== DOCUMENT SECTION ==
============

Pittsboro Presbyterian Church asks Salem Presbytery to add its name to the list of presbyteries in concurrence with the upcoming General Assembly Overture [OVT-034] On Fossil Fuel Divestment to encourage our denomination to divest its funds from corporations making their money off of fossil fuels. Parkway Presbyterian’s session (and possibly others) have also voted to join in urging the Presbytery to take this action.


The Overture with which Salem Presbytery is being asked to concur officially says:

This item was referred from the 224th General Assembly (2020) for consideration during the 225th General Assembly (2022).

The Presbytery of Monmouth overtures the 224th General Assembly (2020) to:

  1. Recognize that fossil fuels have been used by humans to create a better world for many people and that the time of their usefulness is now over.
  2. Recognize that divestment from fossil fuels is a viable approach to the climate emergency, which thousands of other institutions have used to hold the fossil fuel industry accountable for their inadequate responses to this emergency.
  3. Commend Mission Responsibility Through Investment (MRTI) for their ongoing work with shareholder engagement to hold these industries accountable to the just and equitable values that Presbyterians seek to uphold.
  4. Call on the PC(USA), The Presbyterian Foundation, the Board of Pensions, and the Presbyterian Investment and Loan Program, Inc., to divest from the fossil fuel industry, using the Carbon Underground 200 and the S&P Global Industry Classification Standard’s list of publicly traded companies engaged in coal, oil, and gas exploration, extraction, and production as the criteria to identify which companies are considered to be fossil fuel companies.

============

== RECORD EXTRACTS ==
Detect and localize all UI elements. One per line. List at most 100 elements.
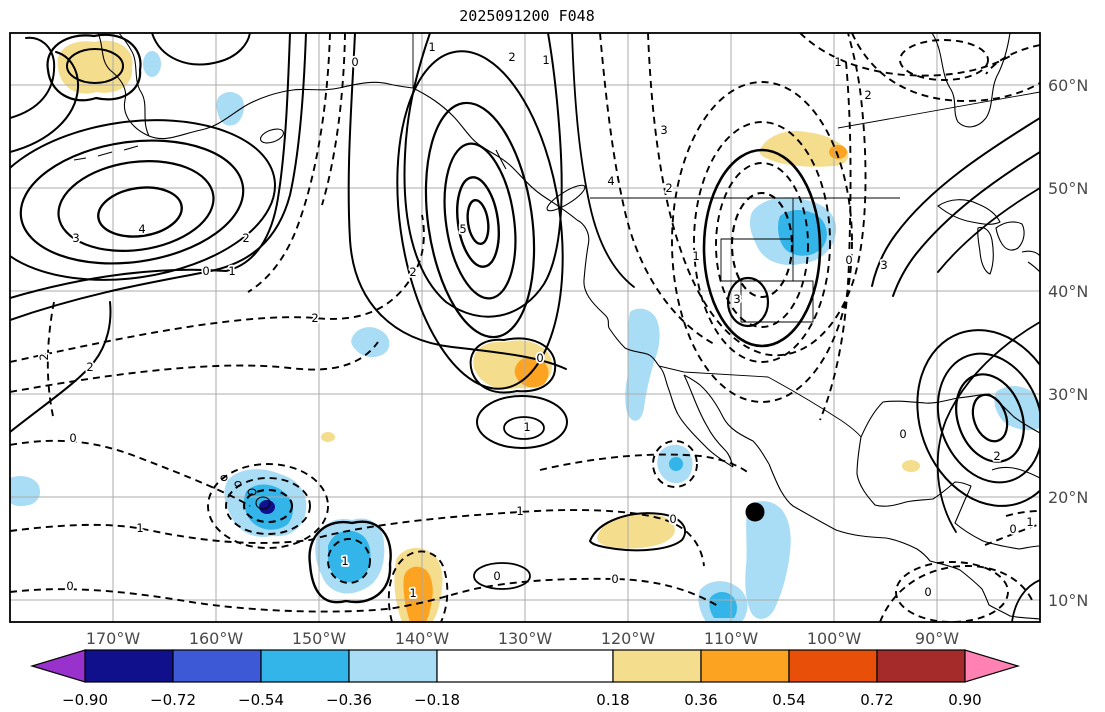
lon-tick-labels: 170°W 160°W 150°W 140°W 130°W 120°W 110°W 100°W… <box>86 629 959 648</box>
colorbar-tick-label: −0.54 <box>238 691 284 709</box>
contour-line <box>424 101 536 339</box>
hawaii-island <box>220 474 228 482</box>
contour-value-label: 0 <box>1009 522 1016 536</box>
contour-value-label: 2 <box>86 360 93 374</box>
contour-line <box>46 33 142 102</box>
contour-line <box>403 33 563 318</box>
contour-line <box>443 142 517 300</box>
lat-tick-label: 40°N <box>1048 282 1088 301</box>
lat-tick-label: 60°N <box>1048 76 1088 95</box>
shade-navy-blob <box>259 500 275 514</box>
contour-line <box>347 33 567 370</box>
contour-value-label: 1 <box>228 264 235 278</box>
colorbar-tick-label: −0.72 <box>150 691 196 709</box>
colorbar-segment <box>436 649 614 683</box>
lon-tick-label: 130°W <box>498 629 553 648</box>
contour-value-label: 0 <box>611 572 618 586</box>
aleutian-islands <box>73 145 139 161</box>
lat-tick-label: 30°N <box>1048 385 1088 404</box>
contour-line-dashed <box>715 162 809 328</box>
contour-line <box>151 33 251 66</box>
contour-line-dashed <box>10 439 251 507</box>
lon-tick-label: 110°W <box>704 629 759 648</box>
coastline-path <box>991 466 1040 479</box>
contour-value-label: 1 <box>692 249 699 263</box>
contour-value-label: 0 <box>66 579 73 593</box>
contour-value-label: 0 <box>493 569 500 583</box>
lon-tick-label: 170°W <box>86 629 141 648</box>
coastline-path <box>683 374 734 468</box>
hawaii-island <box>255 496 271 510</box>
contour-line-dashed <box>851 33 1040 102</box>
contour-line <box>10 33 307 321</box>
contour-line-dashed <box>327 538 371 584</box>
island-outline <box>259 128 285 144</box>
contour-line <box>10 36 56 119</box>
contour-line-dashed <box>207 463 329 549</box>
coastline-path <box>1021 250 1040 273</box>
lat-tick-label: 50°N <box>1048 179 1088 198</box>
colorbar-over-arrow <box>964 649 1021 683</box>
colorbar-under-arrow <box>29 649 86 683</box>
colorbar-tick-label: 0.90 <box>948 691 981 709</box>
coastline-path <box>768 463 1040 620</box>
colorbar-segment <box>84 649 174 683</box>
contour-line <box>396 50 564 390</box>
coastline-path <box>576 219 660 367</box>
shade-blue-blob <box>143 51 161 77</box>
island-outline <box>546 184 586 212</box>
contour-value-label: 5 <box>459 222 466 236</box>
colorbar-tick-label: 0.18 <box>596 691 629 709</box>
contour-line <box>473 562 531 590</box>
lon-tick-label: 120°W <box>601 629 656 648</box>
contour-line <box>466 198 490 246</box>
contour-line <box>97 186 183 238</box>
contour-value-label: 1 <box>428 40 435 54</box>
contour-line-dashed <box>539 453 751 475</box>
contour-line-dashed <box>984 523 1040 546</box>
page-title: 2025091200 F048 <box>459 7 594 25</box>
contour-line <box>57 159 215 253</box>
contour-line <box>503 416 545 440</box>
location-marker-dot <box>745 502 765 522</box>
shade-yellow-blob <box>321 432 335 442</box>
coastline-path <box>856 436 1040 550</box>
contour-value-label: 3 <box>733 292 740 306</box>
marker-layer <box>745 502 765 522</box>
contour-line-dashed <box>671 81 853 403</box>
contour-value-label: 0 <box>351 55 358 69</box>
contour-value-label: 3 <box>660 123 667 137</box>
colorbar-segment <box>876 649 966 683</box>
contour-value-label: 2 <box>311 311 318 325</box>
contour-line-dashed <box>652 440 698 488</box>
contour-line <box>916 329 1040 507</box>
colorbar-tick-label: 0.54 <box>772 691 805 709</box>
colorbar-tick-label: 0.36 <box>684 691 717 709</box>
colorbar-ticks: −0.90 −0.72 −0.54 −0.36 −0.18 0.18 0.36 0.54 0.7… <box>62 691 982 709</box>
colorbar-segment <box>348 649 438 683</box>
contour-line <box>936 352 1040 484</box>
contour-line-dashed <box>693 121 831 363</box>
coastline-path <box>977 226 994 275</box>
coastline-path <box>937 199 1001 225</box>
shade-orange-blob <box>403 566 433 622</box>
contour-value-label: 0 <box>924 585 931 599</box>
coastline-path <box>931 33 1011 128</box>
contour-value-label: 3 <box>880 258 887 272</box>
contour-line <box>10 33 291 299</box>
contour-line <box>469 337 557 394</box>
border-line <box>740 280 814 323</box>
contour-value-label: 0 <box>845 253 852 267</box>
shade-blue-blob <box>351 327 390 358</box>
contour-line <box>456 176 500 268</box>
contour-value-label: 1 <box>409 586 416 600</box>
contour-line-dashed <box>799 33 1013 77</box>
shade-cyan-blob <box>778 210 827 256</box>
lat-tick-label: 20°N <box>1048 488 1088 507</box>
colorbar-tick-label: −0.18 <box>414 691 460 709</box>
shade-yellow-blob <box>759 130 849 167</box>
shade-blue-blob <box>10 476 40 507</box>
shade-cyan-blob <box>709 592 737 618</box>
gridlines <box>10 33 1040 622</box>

============

== WHAT TO DO ==
(a) In the text on the fossil fuel divestment overture, which General Assembly was the item referred to for consideration?
(b) Return the passage of the fossil fuel divestment text from "This item was" to "to this emergency.", copied word for word.

== EXERCISE RESULTS ==
(a) The 225th General Assembly (2022).

(b)
This item was referred from the 224th General Assembly (2020) for consideration during the 225th General Assembly (2022).

The Presbytery of Monmouth overtures the 224th General Assembly (2020) to:

  1. Recognize that fossil fuels have been used by humans to create a better world for many people and that the time of their usefulness is now over.
  2. Recognize that divestment from fossil fuels is a viable approach to the climate emergency, which thousands of other institutions have used to hold the fossil fuel industry accountable for their inadequate responses to this emergency.